-- BEGIN Records supplied --

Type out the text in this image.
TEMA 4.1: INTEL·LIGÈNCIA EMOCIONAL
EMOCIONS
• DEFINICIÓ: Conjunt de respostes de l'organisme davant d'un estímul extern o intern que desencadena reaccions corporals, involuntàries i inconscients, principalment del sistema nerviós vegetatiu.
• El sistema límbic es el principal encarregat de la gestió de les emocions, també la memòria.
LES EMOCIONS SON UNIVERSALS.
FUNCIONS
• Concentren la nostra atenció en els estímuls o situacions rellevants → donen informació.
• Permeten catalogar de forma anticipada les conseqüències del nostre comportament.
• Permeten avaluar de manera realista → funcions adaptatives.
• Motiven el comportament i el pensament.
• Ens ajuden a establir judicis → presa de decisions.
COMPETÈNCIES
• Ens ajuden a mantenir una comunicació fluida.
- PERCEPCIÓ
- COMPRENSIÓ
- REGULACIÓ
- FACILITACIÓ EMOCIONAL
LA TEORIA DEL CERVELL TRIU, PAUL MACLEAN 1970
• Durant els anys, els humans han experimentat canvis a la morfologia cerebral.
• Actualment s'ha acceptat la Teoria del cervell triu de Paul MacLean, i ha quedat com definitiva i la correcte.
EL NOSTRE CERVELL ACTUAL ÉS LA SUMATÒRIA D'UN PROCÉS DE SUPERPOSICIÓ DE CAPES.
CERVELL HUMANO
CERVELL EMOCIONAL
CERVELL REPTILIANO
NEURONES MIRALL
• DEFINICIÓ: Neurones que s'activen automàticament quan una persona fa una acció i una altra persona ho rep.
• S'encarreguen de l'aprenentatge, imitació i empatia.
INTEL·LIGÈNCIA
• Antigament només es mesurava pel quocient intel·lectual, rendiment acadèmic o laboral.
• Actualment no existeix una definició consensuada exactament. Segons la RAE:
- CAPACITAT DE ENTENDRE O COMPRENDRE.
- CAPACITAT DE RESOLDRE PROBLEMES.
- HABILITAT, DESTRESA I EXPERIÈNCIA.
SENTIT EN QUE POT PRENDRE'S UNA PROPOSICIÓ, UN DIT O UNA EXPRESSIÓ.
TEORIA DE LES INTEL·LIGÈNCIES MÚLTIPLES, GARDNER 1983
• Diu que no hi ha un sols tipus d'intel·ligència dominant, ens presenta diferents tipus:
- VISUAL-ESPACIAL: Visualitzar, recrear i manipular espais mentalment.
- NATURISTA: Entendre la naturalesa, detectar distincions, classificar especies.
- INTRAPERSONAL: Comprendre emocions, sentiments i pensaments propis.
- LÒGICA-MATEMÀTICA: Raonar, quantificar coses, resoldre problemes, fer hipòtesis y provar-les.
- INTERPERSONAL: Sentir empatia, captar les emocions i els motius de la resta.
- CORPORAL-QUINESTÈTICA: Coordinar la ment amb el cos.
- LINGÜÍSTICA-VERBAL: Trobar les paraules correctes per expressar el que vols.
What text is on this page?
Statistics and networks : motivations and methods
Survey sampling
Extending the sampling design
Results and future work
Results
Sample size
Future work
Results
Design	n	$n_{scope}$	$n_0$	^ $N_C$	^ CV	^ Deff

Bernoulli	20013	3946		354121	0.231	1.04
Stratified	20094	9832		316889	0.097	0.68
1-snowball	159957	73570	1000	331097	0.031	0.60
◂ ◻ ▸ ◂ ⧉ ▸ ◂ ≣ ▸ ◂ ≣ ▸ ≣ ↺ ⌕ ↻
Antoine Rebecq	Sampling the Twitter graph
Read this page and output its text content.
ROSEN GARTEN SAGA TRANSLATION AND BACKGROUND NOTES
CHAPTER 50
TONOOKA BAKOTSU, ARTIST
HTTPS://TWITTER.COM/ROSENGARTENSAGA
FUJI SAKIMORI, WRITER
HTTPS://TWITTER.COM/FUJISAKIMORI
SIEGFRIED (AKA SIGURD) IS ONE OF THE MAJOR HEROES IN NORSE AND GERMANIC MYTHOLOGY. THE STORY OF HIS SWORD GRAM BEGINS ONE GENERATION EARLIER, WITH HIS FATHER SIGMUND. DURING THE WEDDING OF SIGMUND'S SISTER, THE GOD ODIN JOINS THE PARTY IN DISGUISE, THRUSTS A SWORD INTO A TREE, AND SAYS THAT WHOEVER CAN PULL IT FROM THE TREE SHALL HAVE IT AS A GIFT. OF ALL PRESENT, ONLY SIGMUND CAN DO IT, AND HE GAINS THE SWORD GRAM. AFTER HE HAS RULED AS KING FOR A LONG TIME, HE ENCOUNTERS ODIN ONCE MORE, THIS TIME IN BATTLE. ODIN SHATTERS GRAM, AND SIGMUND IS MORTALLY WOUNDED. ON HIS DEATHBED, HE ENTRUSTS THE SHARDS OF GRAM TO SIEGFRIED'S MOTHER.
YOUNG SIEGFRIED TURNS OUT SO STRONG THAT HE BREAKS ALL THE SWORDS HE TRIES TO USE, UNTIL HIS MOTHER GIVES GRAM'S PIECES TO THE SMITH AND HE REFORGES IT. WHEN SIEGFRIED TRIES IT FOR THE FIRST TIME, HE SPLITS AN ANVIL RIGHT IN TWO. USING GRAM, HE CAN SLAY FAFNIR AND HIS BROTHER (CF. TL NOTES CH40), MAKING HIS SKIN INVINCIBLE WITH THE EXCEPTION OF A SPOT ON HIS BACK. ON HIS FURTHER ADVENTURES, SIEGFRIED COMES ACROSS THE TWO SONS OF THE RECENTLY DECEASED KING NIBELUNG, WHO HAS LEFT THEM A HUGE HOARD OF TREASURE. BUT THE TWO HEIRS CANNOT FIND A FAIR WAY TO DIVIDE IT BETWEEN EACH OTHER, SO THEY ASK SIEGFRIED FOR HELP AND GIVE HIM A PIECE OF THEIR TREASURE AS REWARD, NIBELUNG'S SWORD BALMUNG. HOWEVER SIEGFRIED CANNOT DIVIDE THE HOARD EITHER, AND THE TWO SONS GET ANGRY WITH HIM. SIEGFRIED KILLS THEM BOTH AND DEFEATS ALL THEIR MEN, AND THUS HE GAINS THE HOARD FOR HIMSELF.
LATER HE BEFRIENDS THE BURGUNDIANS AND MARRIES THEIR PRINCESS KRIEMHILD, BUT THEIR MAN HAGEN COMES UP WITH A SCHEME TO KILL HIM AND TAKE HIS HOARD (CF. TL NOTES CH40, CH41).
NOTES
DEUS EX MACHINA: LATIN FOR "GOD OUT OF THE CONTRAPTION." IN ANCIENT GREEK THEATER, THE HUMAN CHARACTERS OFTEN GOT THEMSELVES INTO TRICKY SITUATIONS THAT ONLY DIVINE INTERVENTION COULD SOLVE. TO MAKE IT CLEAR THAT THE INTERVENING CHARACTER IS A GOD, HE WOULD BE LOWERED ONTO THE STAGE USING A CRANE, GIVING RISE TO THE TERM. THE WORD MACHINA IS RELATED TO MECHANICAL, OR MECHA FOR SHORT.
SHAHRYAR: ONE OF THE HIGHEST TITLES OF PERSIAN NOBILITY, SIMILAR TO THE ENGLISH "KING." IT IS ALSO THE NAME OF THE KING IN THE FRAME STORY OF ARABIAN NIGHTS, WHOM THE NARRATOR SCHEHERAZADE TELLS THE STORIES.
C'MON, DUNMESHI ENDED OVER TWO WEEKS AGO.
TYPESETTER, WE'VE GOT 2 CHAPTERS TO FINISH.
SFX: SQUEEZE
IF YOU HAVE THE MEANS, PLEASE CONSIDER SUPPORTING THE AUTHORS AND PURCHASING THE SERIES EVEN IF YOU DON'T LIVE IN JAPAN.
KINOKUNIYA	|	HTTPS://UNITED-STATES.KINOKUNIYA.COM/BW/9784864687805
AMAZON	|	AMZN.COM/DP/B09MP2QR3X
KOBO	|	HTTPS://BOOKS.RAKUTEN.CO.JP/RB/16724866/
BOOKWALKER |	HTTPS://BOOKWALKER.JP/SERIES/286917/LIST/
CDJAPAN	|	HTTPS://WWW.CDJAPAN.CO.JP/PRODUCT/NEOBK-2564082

-- END Records supplied --

• [Exercise requirements]: Find all lines where the word "GAINS" appears. Copy them.

• [Answer to this task]:
SIEGFRIED (AKA SIGURD) IS ONE OF THE MAJOR HEROES IN NORSE AND GERMANIC MYTHOLOGY. THE STORY OF HIS SWORD GRAM BEGINS ONE GENERATION EARLIER, WITH HIS FATHER SIGMUND. DURING THE WEDDING OF SIGMUND'S SISTER, THE GOD ODIN JOINS THE PARTY IN DISGUISE, THRUSTS A SWORD INTO A TREE, AND SAYS THAT WHOEVER CAN PULL IT FROM THE TREE SHALL HAVE IT AS A GIFT. OF ALL PRESENT, ONLY SIGMUND CAN DO IT, AND HE GAINS THE SWORD GRAM. AFTER HE HAS RULED AS KING FOR A LONG TIME, HE ENCOUNTERS ODIN ONCE MORE, THIS TIME IN BATTLE. ODIN SHATTERS GRAM, AND SIGMUND IS MORTALLY WOUNDED. ON HIS DEATHBED, HE ENTRUSTS THE SHARDS OF GRAM TO SIEGFRIED'S MOTHER.
YOUNG SIEGFRIED TURNS OUT SO STRONG THAT HE BREAKS ALL THE SWORDS HE TRIES TO USE, UNTIL HIS MOTHER GIVES GRAM'S PIECES TO THE SMITH AND HE REFORGES IT. WHEN SIEGFRIED TRIES IT FOR THE FIRST TIME, HE SPLITS AN ANVIL RIGHT IN TWO. USING GRAM, HE CAN SLAY FAFNIR AND HIS BROTHER (CF. TL NOTES CH40), MAKING HIS SKIN INVINCIBLE WITH THE EXCEPTION OF A SPOT ON HIS BACK. ON HIS FURTHER ADVENTURES, SIEGFRIED COMES ACROSS THE TWO SONS OF THE RECENTLY DECEASED KING NIBELUNG, WHO HAS LEFT THEM A HUGE HOARD OF TREASURE. BUT THE TWO HEIRS CANNOT FIND A FAIR WAY TO DIVIDE IT BETWEEN EACH OTHER, SO THEY ASK SIEGFRIED FOR HELP AND GIVE HIM A PIECE OF THEIR TREASURE AS REWARD, NIBELUNG'S SWORD BALMUNG. HOWEVER SIEGFRIED CANNOT DIVIDE THE HOARD EITHER, AND THE TWO SONS GET ANGRY WITH HIM. SIEGFRIED KILLS THEM BOTH AND DEFEATS ALL THEIR MEN, AND THUS HE GAINS THE HOARD FOR HIMSELF.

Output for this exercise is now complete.